Transcript entries for document pages:
_ _ _ _
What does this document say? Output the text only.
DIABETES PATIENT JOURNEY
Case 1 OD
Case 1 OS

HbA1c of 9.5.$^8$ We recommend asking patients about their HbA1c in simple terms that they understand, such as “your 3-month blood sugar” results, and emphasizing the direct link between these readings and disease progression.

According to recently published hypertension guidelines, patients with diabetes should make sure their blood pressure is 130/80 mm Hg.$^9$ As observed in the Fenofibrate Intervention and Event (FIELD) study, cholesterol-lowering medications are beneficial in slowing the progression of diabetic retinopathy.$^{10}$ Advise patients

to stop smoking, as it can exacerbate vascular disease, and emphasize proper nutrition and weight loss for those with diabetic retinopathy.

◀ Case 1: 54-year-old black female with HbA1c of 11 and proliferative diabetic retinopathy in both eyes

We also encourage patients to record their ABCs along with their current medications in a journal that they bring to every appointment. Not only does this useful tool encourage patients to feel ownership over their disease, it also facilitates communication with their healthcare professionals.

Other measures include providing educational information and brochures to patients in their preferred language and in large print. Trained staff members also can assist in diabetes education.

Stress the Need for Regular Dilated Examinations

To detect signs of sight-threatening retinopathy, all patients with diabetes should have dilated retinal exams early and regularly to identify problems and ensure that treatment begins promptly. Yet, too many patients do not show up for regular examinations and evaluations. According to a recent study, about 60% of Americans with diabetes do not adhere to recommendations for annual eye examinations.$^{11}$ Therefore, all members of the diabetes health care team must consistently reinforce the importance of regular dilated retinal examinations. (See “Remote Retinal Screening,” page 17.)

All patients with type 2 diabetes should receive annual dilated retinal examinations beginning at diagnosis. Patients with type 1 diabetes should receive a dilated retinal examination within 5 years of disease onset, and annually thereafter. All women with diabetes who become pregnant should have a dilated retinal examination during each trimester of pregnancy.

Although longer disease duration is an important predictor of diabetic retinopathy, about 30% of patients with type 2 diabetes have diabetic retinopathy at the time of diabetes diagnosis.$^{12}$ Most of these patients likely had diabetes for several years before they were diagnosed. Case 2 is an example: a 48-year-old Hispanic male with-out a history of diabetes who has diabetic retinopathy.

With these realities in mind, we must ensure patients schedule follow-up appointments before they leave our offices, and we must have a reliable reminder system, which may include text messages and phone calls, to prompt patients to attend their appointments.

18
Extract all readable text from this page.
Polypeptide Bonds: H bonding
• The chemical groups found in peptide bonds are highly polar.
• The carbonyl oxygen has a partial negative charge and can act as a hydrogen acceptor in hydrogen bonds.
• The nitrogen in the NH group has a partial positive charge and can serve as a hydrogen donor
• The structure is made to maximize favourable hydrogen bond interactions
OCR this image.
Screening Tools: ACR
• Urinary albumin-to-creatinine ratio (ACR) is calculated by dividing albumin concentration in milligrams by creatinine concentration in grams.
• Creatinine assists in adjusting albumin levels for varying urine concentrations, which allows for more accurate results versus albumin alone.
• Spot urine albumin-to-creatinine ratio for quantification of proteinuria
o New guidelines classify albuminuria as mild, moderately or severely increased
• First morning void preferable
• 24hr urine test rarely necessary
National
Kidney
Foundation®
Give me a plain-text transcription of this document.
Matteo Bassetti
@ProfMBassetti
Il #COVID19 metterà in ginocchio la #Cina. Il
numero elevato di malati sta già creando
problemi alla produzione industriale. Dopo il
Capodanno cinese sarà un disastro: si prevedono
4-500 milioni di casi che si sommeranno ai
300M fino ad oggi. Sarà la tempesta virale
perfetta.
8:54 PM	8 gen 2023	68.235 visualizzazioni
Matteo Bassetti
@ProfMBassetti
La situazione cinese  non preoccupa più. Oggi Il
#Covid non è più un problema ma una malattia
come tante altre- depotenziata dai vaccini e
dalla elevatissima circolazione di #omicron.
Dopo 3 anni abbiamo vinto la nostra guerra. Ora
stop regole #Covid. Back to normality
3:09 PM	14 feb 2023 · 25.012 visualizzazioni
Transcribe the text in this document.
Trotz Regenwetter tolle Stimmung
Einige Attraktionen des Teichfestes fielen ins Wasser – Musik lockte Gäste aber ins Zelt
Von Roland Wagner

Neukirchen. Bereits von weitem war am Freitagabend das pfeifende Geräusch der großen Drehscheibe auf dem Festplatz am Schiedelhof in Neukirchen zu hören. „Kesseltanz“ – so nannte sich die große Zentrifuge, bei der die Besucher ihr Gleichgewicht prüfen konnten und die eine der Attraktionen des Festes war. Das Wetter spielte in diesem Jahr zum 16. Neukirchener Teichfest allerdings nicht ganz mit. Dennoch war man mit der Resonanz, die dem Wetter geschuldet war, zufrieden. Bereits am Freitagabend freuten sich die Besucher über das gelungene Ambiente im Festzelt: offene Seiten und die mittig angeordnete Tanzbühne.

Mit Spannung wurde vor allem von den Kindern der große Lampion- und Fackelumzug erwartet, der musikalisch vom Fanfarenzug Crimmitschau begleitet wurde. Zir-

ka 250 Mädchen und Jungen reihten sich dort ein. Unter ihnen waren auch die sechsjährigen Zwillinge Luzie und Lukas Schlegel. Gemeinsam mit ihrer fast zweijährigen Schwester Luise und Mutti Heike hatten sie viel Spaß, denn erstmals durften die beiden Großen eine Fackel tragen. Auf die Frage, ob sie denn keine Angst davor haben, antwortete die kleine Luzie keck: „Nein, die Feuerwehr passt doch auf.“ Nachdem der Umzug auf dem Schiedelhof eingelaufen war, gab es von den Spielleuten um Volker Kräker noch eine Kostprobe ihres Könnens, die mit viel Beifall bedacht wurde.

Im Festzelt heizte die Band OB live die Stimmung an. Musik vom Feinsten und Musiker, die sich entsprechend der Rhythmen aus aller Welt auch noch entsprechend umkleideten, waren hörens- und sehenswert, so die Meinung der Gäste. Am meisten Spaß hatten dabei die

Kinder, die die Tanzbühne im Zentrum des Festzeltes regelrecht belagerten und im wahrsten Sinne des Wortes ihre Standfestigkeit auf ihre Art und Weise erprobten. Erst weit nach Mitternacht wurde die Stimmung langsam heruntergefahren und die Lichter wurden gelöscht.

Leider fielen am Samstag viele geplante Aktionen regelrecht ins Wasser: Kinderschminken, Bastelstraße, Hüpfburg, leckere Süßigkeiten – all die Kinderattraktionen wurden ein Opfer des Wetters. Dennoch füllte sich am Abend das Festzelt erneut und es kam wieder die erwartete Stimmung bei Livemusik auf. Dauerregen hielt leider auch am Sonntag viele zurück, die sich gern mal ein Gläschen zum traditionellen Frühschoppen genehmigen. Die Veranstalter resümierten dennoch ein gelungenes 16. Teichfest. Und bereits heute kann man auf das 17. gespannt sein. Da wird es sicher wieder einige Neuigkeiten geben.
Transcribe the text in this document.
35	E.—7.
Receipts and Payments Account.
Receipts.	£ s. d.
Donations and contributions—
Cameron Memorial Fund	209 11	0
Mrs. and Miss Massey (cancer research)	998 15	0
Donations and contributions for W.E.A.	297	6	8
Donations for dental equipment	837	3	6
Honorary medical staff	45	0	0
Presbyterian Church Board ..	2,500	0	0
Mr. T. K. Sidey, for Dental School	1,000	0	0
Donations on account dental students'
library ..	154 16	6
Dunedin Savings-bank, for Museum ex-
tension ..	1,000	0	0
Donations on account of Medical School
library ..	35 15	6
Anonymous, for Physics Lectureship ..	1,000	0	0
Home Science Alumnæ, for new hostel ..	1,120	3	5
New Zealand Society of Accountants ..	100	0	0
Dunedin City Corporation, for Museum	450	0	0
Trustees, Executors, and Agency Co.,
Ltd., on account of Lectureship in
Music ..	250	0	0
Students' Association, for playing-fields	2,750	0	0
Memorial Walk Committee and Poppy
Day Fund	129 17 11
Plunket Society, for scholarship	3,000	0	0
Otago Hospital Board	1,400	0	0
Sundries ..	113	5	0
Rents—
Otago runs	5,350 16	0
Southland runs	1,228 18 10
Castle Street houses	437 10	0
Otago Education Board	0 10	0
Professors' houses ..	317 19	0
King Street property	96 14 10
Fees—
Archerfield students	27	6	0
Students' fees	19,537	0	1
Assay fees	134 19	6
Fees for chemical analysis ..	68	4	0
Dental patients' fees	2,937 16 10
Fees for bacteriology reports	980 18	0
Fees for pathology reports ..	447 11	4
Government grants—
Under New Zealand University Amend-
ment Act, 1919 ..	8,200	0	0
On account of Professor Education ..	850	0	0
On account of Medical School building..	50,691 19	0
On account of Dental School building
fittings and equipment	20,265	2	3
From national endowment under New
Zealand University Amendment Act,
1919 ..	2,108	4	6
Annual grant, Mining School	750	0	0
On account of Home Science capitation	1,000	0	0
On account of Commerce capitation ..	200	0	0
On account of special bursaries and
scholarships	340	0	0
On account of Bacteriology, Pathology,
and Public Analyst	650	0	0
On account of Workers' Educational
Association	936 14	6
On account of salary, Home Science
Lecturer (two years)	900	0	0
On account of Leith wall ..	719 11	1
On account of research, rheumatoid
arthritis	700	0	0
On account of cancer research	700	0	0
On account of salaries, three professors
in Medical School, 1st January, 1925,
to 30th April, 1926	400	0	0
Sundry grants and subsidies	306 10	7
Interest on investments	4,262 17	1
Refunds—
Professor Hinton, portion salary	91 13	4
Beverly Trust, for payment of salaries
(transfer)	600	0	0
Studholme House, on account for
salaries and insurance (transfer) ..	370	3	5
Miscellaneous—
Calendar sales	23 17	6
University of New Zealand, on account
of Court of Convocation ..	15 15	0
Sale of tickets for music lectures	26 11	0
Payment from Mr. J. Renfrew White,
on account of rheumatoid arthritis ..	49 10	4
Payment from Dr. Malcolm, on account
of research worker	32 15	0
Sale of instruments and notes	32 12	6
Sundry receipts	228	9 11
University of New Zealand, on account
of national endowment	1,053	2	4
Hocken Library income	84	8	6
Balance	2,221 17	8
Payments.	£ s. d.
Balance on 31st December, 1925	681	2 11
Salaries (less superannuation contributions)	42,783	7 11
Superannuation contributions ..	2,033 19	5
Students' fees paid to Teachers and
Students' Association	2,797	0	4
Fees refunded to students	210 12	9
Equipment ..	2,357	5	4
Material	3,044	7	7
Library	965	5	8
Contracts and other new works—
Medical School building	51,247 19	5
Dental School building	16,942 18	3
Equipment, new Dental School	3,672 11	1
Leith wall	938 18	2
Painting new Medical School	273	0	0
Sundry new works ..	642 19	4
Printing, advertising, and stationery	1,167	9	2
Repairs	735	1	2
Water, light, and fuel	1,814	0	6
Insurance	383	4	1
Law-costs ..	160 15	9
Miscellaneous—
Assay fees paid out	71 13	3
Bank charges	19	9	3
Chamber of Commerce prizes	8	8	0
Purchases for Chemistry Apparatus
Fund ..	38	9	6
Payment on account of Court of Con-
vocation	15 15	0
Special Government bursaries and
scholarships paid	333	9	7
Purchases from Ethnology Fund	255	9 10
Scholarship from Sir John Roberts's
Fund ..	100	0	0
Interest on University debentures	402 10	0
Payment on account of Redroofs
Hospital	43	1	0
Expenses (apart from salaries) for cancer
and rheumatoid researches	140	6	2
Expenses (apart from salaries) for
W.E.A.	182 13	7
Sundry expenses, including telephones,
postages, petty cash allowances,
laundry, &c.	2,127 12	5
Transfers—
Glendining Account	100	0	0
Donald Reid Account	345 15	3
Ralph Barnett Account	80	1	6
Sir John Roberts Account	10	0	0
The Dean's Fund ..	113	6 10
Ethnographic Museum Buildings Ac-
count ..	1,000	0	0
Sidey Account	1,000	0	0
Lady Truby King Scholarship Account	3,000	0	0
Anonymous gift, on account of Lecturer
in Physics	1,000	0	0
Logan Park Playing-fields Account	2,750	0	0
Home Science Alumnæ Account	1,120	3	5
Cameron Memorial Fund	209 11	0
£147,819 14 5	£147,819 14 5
_ _ _ _
§ Instructions to follow:
Tally the lines in the records above that contain the word "scholarships", and give only that number.

§ Task output:
2